(Problem to work on) Scan each line of the records for the word "물질이다" and extract the ones that have it.

(Given records)
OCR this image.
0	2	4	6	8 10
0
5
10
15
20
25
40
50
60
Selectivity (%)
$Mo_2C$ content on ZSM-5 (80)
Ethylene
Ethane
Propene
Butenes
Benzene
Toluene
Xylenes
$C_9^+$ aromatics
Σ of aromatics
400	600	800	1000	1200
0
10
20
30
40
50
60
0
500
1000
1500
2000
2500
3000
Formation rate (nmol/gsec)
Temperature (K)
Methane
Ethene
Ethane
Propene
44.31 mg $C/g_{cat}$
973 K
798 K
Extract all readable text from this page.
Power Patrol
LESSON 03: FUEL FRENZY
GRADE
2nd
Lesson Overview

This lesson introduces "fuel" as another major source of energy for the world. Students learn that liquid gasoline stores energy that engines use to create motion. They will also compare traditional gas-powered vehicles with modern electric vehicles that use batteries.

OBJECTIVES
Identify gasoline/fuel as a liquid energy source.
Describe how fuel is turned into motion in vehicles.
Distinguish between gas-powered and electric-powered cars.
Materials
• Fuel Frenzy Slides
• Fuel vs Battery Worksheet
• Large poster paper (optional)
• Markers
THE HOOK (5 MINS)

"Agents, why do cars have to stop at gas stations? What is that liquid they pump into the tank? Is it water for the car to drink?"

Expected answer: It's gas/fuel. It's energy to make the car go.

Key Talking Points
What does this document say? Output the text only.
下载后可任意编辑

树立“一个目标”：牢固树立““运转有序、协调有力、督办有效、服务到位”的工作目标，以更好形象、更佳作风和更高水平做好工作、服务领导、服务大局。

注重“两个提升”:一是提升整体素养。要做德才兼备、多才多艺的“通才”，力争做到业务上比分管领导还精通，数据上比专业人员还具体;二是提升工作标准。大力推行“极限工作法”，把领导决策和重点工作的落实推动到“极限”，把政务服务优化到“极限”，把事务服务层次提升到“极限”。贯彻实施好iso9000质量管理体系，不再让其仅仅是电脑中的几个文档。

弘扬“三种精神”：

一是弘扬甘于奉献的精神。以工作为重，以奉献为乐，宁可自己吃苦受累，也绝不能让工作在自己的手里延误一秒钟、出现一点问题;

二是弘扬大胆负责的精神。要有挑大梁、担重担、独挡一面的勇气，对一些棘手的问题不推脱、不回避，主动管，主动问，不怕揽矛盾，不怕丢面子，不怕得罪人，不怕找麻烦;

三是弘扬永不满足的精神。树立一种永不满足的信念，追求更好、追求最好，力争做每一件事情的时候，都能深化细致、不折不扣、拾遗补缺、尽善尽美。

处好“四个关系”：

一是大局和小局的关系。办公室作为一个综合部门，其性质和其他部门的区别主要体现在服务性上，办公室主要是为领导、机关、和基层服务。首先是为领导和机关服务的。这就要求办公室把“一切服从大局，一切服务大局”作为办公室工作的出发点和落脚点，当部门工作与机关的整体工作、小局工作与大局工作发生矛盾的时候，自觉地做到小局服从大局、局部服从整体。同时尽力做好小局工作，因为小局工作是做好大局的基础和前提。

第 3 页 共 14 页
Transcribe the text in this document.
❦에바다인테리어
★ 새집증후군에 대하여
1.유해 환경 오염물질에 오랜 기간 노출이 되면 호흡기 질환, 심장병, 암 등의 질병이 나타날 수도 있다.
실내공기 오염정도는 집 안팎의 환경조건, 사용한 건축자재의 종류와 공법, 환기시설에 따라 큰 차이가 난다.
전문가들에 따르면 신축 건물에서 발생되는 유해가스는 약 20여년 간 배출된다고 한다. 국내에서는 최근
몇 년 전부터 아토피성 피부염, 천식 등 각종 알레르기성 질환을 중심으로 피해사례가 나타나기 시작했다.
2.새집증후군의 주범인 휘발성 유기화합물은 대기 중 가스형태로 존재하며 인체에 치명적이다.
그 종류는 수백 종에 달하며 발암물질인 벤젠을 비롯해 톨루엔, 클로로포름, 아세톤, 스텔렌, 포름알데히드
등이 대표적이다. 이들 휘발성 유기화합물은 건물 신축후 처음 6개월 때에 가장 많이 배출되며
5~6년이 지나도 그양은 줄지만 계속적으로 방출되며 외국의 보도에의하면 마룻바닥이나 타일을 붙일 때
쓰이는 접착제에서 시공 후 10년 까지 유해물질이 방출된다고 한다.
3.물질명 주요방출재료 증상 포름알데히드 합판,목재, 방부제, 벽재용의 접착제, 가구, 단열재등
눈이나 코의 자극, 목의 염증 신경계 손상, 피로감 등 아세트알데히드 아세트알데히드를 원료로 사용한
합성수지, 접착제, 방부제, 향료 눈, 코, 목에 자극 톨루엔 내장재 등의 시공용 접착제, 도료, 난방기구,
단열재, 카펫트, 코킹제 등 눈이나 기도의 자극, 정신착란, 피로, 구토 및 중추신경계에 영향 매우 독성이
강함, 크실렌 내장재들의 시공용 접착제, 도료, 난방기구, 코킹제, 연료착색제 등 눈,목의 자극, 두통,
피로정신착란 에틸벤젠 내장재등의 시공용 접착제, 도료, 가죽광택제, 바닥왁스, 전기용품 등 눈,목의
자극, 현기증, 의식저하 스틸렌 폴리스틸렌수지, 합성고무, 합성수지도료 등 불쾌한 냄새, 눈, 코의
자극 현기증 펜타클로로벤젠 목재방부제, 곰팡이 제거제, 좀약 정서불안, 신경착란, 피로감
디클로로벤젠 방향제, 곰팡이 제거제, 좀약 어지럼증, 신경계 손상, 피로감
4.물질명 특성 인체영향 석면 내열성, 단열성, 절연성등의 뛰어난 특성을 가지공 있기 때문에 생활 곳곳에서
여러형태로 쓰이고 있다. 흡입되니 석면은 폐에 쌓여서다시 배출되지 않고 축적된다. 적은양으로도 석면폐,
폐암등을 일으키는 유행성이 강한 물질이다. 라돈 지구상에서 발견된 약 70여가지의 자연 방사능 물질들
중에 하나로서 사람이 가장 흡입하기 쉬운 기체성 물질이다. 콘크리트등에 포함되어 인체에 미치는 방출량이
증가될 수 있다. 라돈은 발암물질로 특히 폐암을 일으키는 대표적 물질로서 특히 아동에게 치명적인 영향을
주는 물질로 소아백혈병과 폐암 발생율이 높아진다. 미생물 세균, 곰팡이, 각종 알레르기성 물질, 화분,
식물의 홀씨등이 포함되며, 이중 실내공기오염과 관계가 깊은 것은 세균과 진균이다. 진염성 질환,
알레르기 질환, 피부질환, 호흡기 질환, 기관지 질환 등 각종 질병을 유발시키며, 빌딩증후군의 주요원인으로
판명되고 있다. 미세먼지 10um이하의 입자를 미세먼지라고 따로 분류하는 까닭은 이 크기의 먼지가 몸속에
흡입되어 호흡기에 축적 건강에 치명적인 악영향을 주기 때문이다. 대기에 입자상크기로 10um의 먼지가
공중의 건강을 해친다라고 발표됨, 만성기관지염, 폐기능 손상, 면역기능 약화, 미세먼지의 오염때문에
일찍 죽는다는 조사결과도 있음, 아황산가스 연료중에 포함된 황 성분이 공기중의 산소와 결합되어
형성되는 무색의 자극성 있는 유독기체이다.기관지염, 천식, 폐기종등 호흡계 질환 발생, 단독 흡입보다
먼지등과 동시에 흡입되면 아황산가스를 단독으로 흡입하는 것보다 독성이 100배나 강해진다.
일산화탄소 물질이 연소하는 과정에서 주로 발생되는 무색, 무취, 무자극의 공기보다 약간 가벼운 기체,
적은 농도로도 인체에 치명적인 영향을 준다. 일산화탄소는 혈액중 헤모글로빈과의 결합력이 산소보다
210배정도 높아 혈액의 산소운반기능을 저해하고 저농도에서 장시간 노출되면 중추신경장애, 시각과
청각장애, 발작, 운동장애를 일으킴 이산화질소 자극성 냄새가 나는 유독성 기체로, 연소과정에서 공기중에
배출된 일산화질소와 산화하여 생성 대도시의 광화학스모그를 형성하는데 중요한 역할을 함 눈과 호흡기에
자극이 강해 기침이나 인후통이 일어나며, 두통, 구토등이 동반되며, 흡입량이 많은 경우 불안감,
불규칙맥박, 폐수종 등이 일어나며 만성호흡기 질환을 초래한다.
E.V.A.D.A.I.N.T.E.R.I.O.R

(Correct response)
폐암등을 일으키는 유행성이 강한 물질이다. 라돈 지구상에서 발견된 약 70여가지의 자연 방사능 물질들
중에 하나로서 사람이 가장 흡입하기 쉬운 기체성 물질이다. 콘크리트등에 포함되어 인체에 미치는 방출량이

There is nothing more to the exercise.